Return each line of the material verbatim.

[Stored data entries]
───

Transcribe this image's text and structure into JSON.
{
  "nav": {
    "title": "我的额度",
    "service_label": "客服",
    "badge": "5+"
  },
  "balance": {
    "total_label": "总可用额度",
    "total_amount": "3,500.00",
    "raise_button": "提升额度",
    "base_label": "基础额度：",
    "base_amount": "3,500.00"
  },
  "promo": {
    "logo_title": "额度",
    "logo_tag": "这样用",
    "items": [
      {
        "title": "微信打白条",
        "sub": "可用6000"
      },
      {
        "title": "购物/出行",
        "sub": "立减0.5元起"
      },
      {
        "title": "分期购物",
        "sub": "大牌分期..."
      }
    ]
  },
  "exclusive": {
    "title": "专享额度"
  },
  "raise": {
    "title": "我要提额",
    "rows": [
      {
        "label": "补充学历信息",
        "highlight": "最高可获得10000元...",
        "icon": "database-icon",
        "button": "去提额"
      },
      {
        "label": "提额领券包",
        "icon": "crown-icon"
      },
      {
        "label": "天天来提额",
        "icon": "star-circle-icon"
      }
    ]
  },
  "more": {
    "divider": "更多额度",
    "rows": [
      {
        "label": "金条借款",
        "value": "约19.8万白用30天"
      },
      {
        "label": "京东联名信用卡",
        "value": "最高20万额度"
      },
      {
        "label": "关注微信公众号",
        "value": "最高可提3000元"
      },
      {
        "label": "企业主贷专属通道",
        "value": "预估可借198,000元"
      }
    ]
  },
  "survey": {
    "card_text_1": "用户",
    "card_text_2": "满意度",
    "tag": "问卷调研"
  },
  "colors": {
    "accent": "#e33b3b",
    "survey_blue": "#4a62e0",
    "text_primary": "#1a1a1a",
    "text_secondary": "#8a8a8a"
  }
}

───

**Reply**
Transcribe this image's text and structure into JSON.
{
  "nav": {
    "title": "我的额度",
    "service_label": "客服",
    "badge": "5+"
  },
  "balance": {
    "total_label": "总可用额度",
    "total_amount": "3,500.00",
    "raise_button": "提升额度",
    "base_label": "基础额度：",
    "base_amount": "3,500.00"
  },
  "promo": {
    "logo_title": "额度",
    "logo_tag": "这样用",
    "items": [
      {
        "title": "微信打白条",
        "sub": "可用6000"
      },
      {
        "title": "购物/出行",
        "sub": "立减0.5元起"
      },
      {
        "title": "分期购物",
        "sub": "大牌分期..."
      }
    ]
  },
  "exclusive": {
    "title": "专享额度"
  },
  "raise": {
    "title": "我要提额",
    "rows": [
      {
        "label": "补充学历信息",
        "highlight": "最高可获得10000元...",
        "icon": "database-icon",
        "button": "去提额"
      },
      {
        "label": "提额领券包",
        "icon": "crown-icon"
      },
      {
        "label": "天天来提额",
        "icon": "star-circle-icon"
      }
    ]
  },
  "more": {
    "divider": "更多额度",
    "rows": [
      {
        "label": "金条借款",
        "value": "约19.8万白用30天"
      },
      {
        "label": "京东联名信用卡",
        "value": "最高20万额度"
      },
      {
        "label": "关注微信公众号",
        "value": "最高可提3000元"
      },
      {
        "label": "企业主贷专属通道",
        "value": "预估可借198,000元"
      }
    ]
  },
  "survey": {
    "card_text_1": "用户",
    "card_text_2": "满意度",
    "tag": "问卷调研"
  },
  "colors": {
    "accent": "#e33b3b",
    "survey_blue": "#4a62e0",
    "text_primary": "#1a1a1a",
    "text_secondary": "#8a8a8a"
  }
}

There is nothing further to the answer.